====== Records shown ======

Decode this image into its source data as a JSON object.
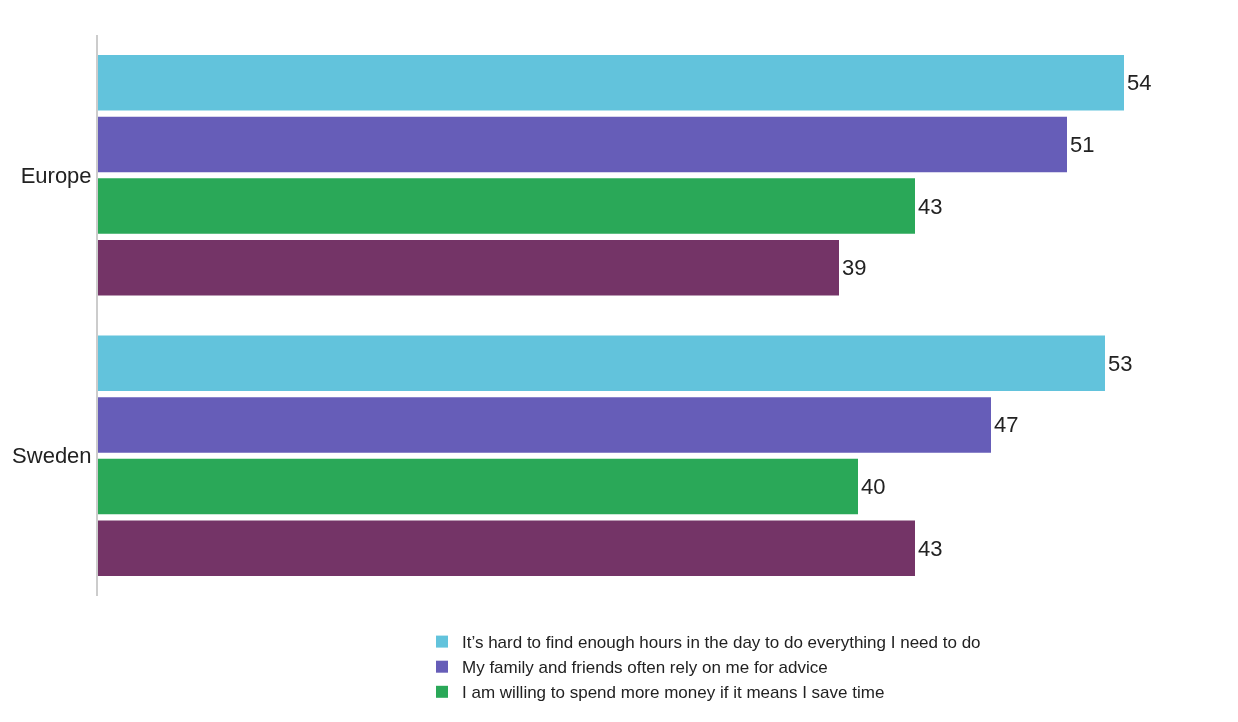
{
  "chart_data": {
    "type": "bar",
    "orientation": "horizontal",
    "categories": [
      "Europe",
      "Sweden"
    ],
    "series": [
      {
        "name": "It’s hard to find enough hours in the day to do everything I need to do",
        "color": "#62c3dc",
        "values": [
          54,
          53
        ]
      },
      {
        "name": "My family and friends often rely on me for advice",
        "color": "#665db8",
        "values": [
          51,
          47
        ]
      },
      {
        "name": "I am willing to spend more money if it means I save time",
        "color": "#2aa858",
        "values": [
          43,
          40
        ]
      },
      {
        "color": "#743467",
        "values": [
          39,
          43
        ]
      }
    ],
    "data_labels": true,
    "legend": "bottom"
  }
}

======

→ Work instructions: Your task is to repeat the material above exactly, without its pictures.

→ Result:
Decode this image into its source data as a JSON object.
{
  "chart_data": {
    "type": "bar",
    "orientation": "horizontal",
    "categories": [
      "Europe",
      "Sweden"
    ],
    "series": [
      {
        "name": "It’s hard to find enough hours in the day to do everything I need to do",
        "color": "#62c3dc",
        "values": [
          54,
          53
        ]
      },
      {
        "name": "My family and friends often rely on me for advice",
        "color": "#665db8",
        "values": [
          51,
          47
        ]
      },
      {
        "name": "I am willing to spend more money if it means I save time",
        "color": "#2aa858",
        "values": [
          43,
          40
        ]
      },
      {
        "color": "#743467",
        "values": [
          39,
          43
        ]
      }
    ],
    "data_labels": true,
    "legend": "bottom"
  }
}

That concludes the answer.